%%
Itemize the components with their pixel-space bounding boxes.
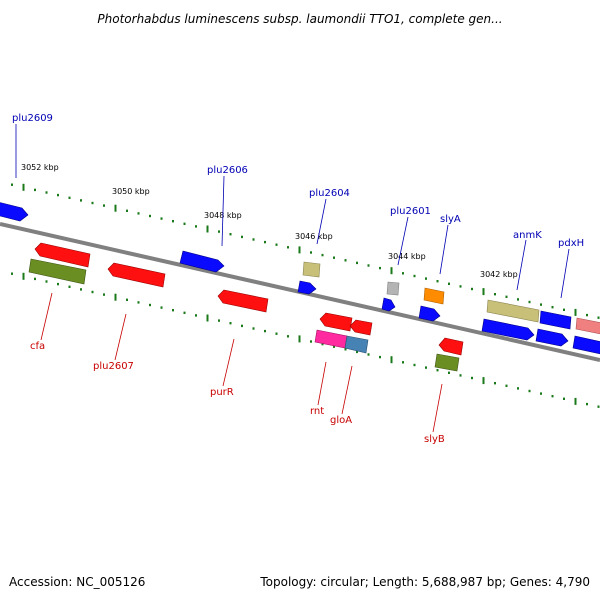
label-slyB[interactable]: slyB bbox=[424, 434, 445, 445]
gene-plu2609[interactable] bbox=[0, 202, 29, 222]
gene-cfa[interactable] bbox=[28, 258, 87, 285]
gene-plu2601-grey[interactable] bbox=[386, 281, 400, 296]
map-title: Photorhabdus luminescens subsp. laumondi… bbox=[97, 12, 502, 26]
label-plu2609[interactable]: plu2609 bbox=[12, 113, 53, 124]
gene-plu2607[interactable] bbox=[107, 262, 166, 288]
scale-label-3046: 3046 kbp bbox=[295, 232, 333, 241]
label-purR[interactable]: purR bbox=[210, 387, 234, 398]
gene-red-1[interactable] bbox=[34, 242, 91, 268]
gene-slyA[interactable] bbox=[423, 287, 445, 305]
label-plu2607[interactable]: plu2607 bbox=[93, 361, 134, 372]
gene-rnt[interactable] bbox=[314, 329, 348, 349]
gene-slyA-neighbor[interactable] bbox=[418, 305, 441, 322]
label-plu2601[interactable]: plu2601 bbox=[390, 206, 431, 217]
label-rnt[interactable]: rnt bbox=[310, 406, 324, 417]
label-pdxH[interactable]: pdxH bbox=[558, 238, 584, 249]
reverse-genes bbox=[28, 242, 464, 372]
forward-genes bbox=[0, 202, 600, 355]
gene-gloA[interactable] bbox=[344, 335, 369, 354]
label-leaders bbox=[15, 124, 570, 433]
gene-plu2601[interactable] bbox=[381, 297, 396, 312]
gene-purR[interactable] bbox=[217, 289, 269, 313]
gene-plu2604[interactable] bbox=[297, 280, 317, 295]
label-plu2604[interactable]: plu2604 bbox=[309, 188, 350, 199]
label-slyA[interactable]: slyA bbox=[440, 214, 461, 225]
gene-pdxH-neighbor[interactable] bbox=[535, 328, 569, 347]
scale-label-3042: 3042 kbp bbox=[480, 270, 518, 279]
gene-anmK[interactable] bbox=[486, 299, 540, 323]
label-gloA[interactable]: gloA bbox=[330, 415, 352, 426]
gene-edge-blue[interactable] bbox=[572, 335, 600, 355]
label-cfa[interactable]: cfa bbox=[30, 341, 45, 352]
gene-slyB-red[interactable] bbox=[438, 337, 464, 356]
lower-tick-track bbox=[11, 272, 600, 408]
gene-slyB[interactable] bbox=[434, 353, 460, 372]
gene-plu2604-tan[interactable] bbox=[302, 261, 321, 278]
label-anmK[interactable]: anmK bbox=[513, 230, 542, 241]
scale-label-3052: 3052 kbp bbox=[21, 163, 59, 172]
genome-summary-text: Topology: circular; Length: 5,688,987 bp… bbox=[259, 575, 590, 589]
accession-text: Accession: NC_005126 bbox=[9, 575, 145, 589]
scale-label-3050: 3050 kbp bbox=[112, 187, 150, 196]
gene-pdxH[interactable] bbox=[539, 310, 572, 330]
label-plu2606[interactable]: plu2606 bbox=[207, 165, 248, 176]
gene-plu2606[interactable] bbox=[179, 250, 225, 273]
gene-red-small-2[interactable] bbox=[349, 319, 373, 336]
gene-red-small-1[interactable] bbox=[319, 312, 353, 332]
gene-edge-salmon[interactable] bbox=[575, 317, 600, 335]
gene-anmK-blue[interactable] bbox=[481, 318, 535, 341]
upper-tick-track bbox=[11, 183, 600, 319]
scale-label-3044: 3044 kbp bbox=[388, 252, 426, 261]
%%
Work task -
Exactly as given, transcribe every line of the data, but not its images.

Exercise solution -
Itemize the components with their pixel-space bounding boxes.
label-slyB[interactable]: slyB bbox=[424, 434, 445, 445]
gene-plu2609[interactable] bbox=[0, 202, 29, 222]
gene-cfa[interactable] bbox=[28, 258, 87, 285]
gene-plu2601-grey[interactable] bbox=[386, 281, 400, 296]
map-title: Photorhabdus luminescens subsp. laumondi… bbox=[97, 12, 502, 26]
label-plu2609[interactable]: plu2609 bbox=[12, 113, 53, 124]
gene-plu2607[interactable] bbox=[107, 262, 166, 288]
scale-label-3046: 3046 kbp bbox=[295, 232, 333, 241]
label-purR[interactable]: purR bbox=[210, 387, 234, 398]
gene-red-1[interactable] bbox=[34, 242, 91, 268]
gene-slyA[interactable] bbox=[423, 287, 445, 305]
label-plu2607[interactable]: plu2607 bbox=[93, 361, 134, 372]
gene-rnt[interactable] bbox=[314, 329, 348, 349]
gene-slyA-neighbor[interactable] bbox=[418, 305, 441, 322]
label-plu2601[interactable]: plu2601 bbox=[390, 206, 431, 217]
label-rnt[interactable]: rnt bbox=[310, 406, 324, 417]
label-pdxH[interactable]: pdxH bbox=[558, 238, 584, 249]
reverse-genes bbox=[28, 242, 464, 372]
forward-genes bbox=[0, 202, 600, 355]
gene-gloA[interactable] bbox=[344, 335, 369, 354]
label-leaders bbox=[15, 124, 570, 433]
gene-plu2601[interactable] bbox=[381, 297, 396, 312]
gene-purR[interactable] bbox=[217, 289, 269, 313]
gene-plu2604[interactable] bbox=[297, 280, 317, 295]
label-plu2604[interactable]: plu2604 bbox=[309, 188, 350, 199]
label-slyA[interactable]: slyA bbox=[440, 214, 461, 225]
gene-pdxH-neighbor[interactable] bbox=[535, 328, 569, 347]
scale-label-3042: 3042 kbp bbox=[480, 270, 518, 279]
gene-anmK[interactable] bbox=[486, 299, 540, 323]
label-gloA[interactable]: gloA bbox=[330, 415, 352, 426]
gene-edge-blue[interactable] bbox=[572, 335, 600, 355]
label-cfa[interactable]: cfa bbox=[30, 341, 45, 352]
gene-slyB-red[interactable] bbox=[438, 337, 464, 356]
lower-tick-track bbox=[11, 272, 600, 408]
gene-slyB[interactable] bbox=[434, 353, 460, 372]
gene-plu2604-tan[interactable] bbox=[302, 261, 321, 278]
label-anmK[interactable]: anmK bbox=[513, 230, 542, 241]
scale-label-3052: 3052 kbp bbox=[21, 163, 59, 172]
genome-summary-text: Topology: circular; Length: 5,688,987 bp… bbox=[259, 575, 590, 589]
accession-text: Accession: NC_005126 bbox=[9, 575, 145, 589]
scale-label-3050: 3050 kbp bbox=[112, 187, 150, 196]
gene-pdxH[interactable] bbox=[539, 310, 572, 330]
label-plu2606[interactable]: plu2606 bbox=[207, 165, 248, 176]
gene-plu2606[interactable] bbox=[179, 250, 225, 273]
gene-red-small-2[interactable] bbox=[349, 319, 373, 336]
gene-red-small-1[interactable] bbox=[319, 312, 353, 332]
gene-edge-salmon[interactable] bbox=[575, 317, 600, 335]
gene-anmK-blue[interactable] bbox=[481, 318, 535, 341]
upper-tick-track bbox=[11, 183, 600, 319]
scale-label-3044: 3044 kbp bbox=[388, 252, 426, 261]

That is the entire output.